[Data records]
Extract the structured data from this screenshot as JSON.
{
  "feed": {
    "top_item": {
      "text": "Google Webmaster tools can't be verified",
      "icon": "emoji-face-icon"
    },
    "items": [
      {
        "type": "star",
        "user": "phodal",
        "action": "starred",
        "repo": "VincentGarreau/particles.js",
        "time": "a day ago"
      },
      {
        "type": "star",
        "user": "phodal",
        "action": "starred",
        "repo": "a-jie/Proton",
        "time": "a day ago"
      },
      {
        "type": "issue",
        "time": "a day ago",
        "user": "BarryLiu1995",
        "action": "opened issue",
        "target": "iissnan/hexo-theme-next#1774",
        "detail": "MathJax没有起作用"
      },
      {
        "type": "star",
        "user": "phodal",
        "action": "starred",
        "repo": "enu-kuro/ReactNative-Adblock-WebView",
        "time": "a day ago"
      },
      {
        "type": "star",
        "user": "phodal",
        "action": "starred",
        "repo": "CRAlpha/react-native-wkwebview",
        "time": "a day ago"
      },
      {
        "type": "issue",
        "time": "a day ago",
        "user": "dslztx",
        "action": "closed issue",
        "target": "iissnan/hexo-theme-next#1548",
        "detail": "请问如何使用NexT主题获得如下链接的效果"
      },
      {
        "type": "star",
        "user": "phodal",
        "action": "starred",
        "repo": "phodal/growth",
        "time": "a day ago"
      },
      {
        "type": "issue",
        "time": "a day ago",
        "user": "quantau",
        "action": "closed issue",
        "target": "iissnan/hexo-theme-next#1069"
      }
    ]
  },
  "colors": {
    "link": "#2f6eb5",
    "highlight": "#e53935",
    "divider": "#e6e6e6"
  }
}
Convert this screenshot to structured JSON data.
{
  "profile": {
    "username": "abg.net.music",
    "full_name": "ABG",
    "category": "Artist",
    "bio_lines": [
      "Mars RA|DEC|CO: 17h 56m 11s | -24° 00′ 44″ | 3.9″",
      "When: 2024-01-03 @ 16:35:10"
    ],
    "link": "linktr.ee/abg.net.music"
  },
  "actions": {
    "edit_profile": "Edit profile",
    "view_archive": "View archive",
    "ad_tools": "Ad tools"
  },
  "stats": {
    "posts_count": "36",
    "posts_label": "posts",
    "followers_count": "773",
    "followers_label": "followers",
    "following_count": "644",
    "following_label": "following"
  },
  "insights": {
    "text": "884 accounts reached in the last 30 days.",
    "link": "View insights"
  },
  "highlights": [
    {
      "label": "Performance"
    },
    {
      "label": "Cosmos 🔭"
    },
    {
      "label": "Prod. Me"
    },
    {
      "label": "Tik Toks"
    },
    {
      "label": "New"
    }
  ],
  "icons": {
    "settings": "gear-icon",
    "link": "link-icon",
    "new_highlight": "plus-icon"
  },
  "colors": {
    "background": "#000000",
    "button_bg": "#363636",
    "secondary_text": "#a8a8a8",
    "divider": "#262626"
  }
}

- AIM -
Copy each line exactly, from the line containing "Convert this screenshot" down to the last line of the material, and no other lines.

- WORKED ANSWER -
Convert this screenshot to structured JSON data.
{
  "profile": {
    "username": "abg.net.music",
    "full_name": "ABG",
    "category": "Artist",
    "bio_lines": [
      "Mars RA|DEC|CO: 17h 56m 11s | -24° 00′ 44″ | 3.9″",
      "When: 2024-01-03 @ 16:35:10"
    ],
    "link": "linktr.ee/abg.net.music"
  },
  "actions": {
    "edit_profile": "Edit profile",
    "view_archive": "View archive",
    "ad_tools": "Ad tools"
  },
  "stats": {
    "posts_count": "36",
    "posts_label": "posts",
    "followers_count": "773",
    "followers_label": "followers",
    "following_count": "644",
    "following_label": "following"
  },
  "insights": {
    "text": "884 accounts reached in the last 30 days.",
    "link": "View insights"
  },
  "highlights": [
    {
      "label": "Performance"
    },
    {
      "label": "Cosmos 🔭"
    },
    {
      "label": "Prod. Me"
    },
    {
      "label": "Tik Toks"
    },
    {
      "label": "New"
    }
  ],
  "icons": {
    "settings": "gear-icon",
    "link": "link-icon",
    "new_highlight": "plus-icon"
  },
  "colors": {
    "background": "#000000",
    "button_bg": "#363636",
    "secondary_text": "#a8a8a8",
    "divider": "#262626"
  }
}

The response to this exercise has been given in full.